Gather all lines from the material that contain the word "type".

-- begin Records for this task --

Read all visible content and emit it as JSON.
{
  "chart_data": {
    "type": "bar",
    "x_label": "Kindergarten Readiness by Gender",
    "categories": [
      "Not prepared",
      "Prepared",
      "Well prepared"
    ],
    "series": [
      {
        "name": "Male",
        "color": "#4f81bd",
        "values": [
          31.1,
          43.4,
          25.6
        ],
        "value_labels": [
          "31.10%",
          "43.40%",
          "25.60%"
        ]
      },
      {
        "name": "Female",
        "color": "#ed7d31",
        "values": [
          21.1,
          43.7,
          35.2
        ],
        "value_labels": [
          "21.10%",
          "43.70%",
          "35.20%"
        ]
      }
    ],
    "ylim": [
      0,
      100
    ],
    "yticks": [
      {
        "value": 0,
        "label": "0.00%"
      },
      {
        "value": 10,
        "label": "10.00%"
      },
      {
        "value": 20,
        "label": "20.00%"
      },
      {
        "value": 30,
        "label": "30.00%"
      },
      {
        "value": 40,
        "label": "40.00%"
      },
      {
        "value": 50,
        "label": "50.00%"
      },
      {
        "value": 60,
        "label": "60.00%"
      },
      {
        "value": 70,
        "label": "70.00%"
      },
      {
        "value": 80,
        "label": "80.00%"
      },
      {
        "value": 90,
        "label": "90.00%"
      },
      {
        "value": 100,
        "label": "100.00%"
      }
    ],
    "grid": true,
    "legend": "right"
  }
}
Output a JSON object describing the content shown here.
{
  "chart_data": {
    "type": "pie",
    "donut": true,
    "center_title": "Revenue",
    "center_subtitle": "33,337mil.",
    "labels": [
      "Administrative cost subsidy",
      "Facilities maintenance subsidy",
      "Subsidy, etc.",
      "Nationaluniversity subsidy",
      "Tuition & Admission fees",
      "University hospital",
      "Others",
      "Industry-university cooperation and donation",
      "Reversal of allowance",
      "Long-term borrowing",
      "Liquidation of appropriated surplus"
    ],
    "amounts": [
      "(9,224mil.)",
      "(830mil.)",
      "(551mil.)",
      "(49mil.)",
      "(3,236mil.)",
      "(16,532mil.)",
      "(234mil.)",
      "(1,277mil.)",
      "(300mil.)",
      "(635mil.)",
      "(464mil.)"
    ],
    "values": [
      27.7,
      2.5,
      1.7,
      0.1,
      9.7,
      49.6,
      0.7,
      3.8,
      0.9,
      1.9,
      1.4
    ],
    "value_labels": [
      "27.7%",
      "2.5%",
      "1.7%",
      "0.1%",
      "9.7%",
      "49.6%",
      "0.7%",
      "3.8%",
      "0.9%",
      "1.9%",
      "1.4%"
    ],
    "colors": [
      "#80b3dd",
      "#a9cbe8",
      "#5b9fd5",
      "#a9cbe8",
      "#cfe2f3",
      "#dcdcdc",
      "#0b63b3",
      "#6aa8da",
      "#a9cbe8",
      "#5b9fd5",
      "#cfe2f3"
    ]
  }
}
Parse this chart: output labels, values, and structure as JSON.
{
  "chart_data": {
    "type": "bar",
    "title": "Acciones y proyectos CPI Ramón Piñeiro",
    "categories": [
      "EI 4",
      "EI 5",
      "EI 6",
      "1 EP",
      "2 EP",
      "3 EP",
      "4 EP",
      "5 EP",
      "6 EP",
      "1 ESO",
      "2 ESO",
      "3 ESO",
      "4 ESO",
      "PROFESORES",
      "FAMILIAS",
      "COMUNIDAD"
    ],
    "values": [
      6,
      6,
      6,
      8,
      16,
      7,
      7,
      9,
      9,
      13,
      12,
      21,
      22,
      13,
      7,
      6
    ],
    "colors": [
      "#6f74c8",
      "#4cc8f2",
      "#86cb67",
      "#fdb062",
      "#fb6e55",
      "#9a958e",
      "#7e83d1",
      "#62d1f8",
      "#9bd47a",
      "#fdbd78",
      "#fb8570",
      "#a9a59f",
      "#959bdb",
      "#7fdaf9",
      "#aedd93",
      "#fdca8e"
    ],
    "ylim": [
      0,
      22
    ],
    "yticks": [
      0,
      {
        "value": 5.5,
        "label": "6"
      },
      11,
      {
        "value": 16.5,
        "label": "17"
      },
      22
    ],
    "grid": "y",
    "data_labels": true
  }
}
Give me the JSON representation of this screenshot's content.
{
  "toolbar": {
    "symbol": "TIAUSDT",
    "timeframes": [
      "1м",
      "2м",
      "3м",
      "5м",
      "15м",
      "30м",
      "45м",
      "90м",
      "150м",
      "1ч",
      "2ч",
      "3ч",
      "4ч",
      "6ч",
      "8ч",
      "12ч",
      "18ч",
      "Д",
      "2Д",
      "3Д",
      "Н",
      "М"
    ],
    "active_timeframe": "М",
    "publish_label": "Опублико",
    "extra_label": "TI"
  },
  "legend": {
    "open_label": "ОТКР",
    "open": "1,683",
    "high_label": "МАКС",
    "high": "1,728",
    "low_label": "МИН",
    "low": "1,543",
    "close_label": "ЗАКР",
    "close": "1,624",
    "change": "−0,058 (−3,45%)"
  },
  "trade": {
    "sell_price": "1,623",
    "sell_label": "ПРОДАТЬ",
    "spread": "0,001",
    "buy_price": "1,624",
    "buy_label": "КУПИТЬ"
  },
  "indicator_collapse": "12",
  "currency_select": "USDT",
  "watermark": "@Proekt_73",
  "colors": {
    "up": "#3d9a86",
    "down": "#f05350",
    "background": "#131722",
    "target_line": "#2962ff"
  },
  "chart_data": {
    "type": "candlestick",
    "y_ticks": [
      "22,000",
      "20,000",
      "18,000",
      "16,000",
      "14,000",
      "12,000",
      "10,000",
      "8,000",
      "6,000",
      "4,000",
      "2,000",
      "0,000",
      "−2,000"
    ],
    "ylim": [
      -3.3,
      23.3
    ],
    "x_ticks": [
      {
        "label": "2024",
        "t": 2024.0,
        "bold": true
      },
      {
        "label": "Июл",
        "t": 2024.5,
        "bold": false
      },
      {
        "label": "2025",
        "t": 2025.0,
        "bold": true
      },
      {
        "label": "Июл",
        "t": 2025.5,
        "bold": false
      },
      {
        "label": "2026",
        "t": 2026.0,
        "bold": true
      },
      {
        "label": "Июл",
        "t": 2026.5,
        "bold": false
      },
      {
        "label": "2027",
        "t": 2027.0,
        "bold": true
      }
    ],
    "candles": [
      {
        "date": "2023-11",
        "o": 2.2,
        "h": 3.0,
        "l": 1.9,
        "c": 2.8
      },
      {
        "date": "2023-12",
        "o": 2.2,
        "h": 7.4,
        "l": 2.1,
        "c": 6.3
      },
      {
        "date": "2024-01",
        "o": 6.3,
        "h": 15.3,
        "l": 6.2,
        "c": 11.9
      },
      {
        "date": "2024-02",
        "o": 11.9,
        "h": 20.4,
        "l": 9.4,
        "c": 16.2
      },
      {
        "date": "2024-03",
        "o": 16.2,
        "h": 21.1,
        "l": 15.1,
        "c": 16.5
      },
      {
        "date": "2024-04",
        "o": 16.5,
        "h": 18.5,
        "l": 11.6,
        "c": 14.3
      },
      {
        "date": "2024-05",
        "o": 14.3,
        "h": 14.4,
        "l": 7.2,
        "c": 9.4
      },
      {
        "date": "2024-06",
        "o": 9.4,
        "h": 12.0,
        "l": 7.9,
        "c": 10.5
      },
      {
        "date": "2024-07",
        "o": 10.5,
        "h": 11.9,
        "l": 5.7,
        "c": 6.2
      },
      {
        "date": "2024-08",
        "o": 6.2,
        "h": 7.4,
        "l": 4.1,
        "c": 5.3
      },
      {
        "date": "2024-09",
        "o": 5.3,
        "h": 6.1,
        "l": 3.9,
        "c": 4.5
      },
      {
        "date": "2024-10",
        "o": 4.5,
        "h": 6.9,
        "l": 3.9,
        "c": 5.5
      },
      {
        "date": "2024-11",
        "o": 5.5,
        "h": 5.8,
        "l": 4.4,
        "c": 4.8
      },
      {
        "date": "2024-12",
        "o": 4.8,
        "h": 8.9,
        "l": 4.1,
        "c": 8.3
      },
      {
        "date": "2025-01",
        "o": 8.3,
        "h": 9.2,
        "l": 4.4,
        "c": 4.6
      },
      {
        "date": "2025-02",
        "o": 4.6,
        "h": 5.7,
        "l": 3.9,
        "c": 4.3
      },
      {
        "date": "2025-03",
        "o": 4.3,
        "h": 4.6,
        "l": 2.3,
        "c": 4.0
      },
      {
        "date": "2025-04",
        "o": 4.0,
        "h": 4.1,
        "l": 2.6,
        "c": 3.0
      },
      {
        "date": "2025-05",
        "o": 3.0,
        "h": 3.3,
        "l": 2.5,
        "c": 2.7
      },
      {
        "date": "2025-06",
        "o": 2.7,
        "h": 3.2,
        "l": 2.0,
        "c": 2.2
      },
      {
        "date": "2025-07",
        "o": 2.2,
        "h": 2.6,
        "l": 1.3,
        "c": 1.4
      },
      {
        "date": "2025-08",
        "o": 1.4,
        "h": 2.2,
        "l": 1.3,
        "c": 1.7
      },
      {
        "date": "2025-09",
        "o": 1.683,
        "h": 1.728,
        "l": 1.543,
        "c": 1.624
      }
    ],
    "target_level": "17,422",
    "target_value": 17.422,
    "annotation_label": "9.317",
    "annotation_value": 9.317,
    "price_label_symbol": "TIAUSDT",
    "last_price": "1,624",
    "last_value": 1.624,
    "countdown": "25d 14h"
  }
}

-- end Records for this task --

» **The result**:
    "type": "bar",
    "type": "pie",
    "type": "bar",
    "type": "candlestick",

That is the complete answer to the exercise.